• **Aim**:
Restate each of the lines below word for word and drop every picture.

• **Input rows**:
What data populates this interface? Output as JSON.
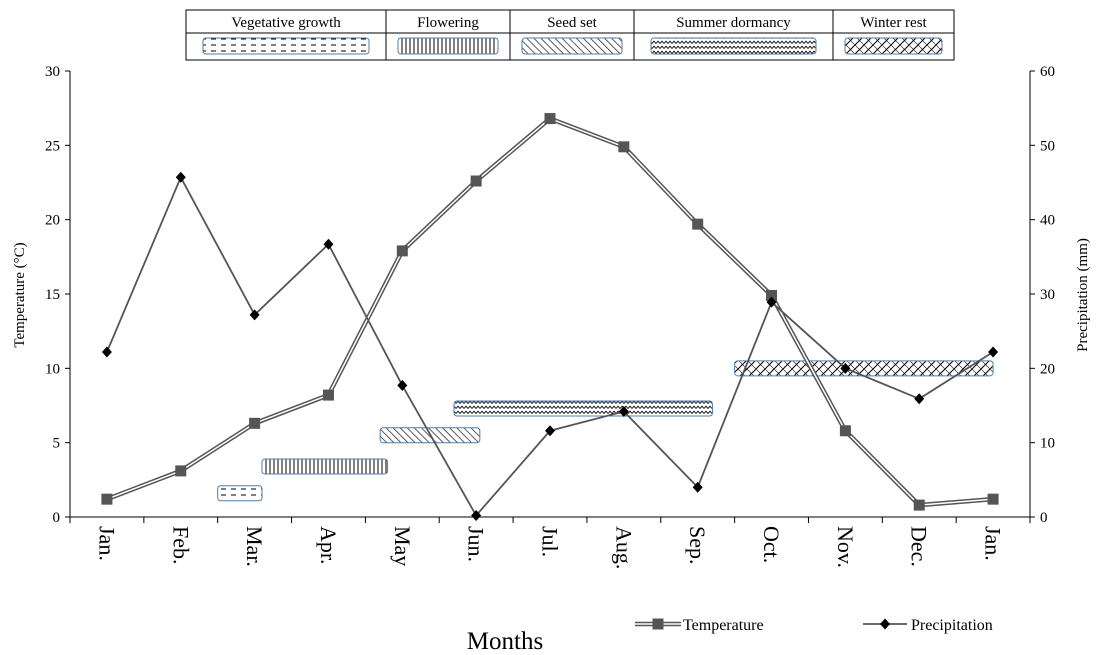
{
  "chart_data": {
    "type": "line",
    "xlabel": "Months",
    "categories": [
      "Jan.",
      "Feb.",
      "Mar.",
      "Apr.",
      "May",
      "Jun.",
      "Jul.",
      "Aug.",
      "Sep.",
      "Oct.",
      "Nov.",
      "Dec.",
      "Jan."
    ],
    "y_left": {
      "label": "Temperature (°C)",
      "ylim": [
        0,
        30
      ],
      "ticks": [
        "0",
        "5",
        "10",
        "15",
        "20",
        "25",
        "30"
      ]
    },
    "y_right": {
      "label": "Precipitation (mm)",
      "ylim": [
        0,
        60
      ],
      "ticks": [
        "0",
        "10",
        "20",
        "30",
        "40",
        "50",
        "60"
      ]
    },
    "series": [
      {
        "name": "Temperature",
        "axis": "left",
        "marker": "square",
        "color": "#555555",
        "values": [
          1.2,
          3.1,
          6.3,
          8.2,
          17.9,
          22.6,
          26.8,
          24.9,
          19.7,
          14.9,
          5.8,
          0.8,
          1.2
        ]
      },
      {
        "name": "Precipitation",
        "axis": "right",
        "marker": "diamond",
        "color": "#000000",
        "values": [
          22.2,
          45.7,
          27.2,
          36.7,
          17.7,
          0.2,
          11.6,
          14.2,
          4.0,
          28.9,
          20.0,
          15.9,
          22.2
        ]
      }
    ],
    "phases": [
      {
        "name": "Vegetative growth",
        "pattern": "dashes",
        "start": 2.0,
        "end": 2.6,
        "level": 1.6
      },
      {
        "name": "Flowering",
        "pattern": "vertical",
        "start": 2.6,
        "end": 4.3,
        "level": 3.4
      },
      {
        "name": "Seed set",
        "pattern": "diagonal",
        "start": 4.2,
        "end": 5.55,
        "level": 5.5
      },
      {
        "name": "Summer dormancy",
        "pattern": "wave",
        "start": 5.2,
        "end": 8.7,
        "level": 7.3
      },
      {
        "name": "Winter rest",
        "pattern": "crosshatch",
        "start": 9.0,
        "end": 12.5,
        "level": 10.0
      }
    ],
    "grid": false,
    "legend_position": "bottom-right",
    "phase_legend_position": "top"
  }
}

• **Full answer**:
What data populates this interface? Output as JSON.
{
  "chart_data": {
    "type": "line",
    "xlabel": "Months",
    "categories": [
      "Jan.",
      "Feb.",
      "Mar.",
      "Apr.",
      "May",
      "Jun.",
      "Jul.",
      "Aug.",
      "Sep.",
      "Oct.",
      "Nov.",
      "Dec.",
      "Jan."
    ],
    "y_left": {
      "label": "Temperature (°C)",
      "ylim": [
        0,
        30
      ],
      "ticks": [
        "0",
        "5",
        "10",
        "15",
        "20",
        "25",
        "30"
      ]
    },
    "y_right": {
      "label": "Precipitation (mm)",
      "ylim": [
        0,
        60
      ],
      "ticks": [
        "0",
        "10",
        "20",
        "30",
        "40",
        "50",
        "60"
      ]
    },
    "series": [
      {
        "name": "Temperature",
        "axis": "left",
        "marker": "square",
        "color": "#555555",
        "values": [
          1.2,
          3.1,
          6.3,
          8.2,
          17.9,
          22.6,
          26.8,
          24.9,
          19.7,
          14.9,
          5.8,
          0.8,
          1.2
        ]
      },
      {
        "name": "Precipitation",
        "axis": "right",
        "marker": "diamond",
        "color": "#000000",
        "values": [
          22.2,
          45.7,
          27.2,
          36.7,
          17.7,
          0.2,
          11.6,
          14.2,
          4.0,
          28.9,
          20.0,
          15.9,
          22.2
        ]
      }
    ],
    "phases": [
      {
        "name": "Vegetative growth",
        "pattern": "dashes",
        "start": 2.0,
        "end": 2.6,
        "level": 1.6
      },
      {
        "name": "Flowering",
        "pattern": "vertical",
        "start": 2.6,
        "end": 4.3,
        "level": 3.4
      },
      {
        "name": "Seed set",
        "pattern": "diagonal",
        "start": 4.2,
        "end": 5.55,
        "level": 5.5
      },
      {
        "name": "Summer dormancy",
        "pattern": "wave",
        "start": 5.2,
        "end": 8.7,
        "level": 7.3
      },
      {
        "name": "Winter rest",
        "pattern": "crosshatch",
        "start": 9.0,
        "end": 12.5,
        "level": 10.0
      }
    ],
    "grid": false,
    "legend_position": "bottom-right",
    "phase_legend_position": "top"
  }
}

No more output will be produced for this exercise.